### Page excerpt
------------------------------------------------------------
And APTs typically target this 'knowledge-base' - the body of information that underpins a company's ability to produce products and services that compete successfully in their markets. It is information that generates revenue, increases margins and maintains competitive advantage.

Very bad, indeed...

Apart from the reputational damage caused by the APT at RSA, all credibility in one of its security products might be lost.

It can ruin a business if cyber villains steal information.

Mark Eardley is channel manager at SuperVision Biometric Systems.

If that happens, long-term revenue, profit and market share will fall substantially. Investments in the product's development, sales, marketing and support will no longer produce expected returns.

And what are the consequences for RSA if its customers' IT systems are breached as a result of the APT? The prospect of legal action by some heavyweight clients is not a cheery thought.

RSA is adamant it's extremely unlikely the stolen secrets will enable cyber villains to access clients' systems. But RSA also says its APT was “an extremely sophisticated cyber attack”. Could such "uber villains apply their sophistication and use their SecurID loot to mount lots more APTs?

After all, APTs employ a variety of techniques to break into IT systems, and as the term implies, these are persistent attacks.

Of course, this is all speculation and may well fall into the category of fear-mongering. But the cyber theft is causing commercial damage right now: RSA's bottom line is already being threatened.

Firstly, new deals or expansions of existing deals for SecurID are unlikely to be closed as soon as expected.

Secondly, at the end of March, Computer Associates (CA) announced it will swap SecurID tokens with its own IT authentication product - for free - and throw in a three-year enterprise licence. Talk about stepping into the breach. According to CA, hardware tokens are a security mechanism whose time has expired.

No doubt this is a noble move by CA to maintain the integrity of IT security within thousands of 'vulnerable' organisations. The fact that CA might supplant RSA - or perhaps more significantly, its parent, EMC - as a preferred IT supplier in some of these organisations is probably just a coincidence.

And there are other direct costs already incurred by this APT. In its initial Web site announcement, RSA said it had taken a variety of aggressive measures against the threat and was investigating it extensively. Fighting big fires costs big money. And at the moment, nobody knows just how big a fire it is fighting.
------------------------------------------------------------
### Data provided
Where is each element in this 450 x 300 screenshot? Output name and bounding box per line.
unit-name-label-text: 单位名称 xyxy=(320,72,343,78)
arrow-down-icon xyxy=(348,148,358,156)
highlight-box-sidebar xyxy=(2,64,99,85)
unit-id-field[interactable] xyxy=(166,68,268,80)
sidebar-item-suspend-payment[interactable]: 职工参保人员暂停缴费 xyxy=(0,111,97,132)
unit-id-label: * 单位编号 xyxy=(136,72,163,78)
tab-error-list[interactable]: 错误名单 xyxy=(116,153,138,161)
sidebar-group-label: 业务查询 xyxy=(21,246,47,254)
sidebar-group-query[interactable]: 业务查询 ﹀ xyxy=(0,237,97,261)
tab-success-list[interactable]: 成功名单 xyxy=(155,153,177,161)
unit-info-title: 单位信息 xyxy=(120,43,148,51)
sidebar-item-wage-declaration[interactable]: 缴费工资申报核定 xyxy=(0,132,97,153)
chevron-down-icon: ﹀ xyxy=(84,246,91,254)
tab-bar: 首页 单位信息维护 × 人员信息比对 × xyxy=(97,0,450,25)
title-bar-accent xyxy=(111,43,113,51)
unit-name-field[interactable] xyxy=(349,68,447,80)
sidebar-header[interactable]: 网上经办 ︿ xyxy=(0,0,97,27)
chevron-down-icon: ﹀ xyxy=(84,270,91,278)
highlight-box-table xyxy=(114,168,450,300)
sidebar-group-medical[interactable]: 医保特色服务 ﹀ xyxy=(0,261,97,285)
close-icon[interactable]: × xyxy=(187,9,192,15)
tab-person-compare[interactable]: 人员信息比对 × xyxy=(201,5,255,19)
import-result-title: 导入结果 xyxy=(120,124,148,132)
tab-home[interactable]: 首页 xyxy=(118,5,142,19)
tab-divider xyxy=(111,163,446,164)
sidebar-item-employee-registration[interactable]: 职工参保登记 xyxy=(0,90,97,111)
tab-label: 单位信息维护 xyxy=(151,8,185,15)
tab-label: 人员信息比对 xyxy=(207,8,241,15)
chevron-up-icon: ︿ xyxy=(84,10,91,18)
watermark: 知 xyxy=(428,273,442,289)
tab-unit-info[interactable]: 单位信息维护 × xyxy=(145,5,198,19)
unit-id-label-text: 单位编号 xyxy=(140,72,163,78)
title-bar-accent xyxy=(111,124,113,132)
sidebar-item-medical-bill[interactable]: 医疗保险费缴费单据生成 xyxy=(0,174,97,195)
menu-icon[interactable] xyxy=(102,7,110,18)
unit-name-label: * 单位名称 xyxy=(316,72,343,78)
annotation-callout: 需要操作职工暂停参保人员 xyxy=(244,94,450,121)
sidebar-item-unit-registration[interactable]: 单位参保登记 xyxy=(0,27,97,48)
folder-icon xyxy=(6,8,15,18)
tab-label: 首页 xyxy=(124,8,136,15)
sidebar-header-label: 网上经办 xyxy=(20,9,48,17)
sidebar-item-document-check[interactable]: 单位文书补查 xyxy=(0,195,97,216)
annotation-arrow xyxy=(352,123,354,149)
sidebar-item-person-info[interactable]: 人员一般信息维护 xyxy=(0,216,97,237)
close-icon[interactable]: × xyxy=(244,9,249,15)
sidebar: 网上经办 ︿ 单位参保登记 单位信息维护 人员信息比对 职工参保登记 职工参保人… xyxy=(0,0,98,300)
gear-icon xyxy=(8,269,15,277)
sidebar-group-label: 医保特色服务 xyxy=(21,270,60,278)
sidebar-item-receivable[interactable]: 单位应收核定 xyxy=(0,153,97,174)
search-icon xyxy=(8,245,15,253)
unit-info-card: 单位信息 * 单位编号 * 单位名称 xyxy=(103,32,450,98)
------------------------------------------------------------
### Task 1
In the article on the RSA cyber attack, what did Computer Associates announce at the end of March?
### Task 2
Carry on the article about the RSA cyber attack, beginning after its final sentence.
The records are separate material unrelated to the article on the RSA cyber attack.

### Task answer 1
Computer Associates announced that it would replace SecurID tokens with its own IT authentication product for free and include a three-year enterprise license.

### Task answer 2
As part of this APT-induced fire-fighting in the last two weeks of March, RSA implemented a “massive outreach programme” that involved supplying over 60 000 customers with security info and advice; making 15 000 customer phone calls; conducting conference calls with another 5 000 of them and holding hundreds of face-to-face meetings. That's big bucks in 'outreach' alone.

So what is driving the growth of APTs and the damage they cause? Apparently, the falling value of custodial data - such as payment card details - has contributed to a shift towards the cyber theft of secrets. That view was expressed last year by Verizon in relation to its annual report on corporate data breaches. The market for stolen card data is said to be saturated, and the most able and best-resourced cyber villains are targeting secrets because they are a far more lucrative commodity. It would seem credible that this would fuel the rise of the APT.

It has also been suggested that their rise is fuelled by economic pressures: bad times breed bad crimes. When times are hard and competition fiercest, there are greater 'motivations' to steal, for example, someone else's technology rather than paying to develop it.

But every economic cloud has a silver lining, and the success of some companies isn't threatened by all this new-fangled hacking stuff. I read the other day that SA's sales are rising for companies supplying 007-style surveillance and counter-surveillance hardware. It appears cyber villains are not the only ones who are keen to find out what's going on behind closed corporate doors.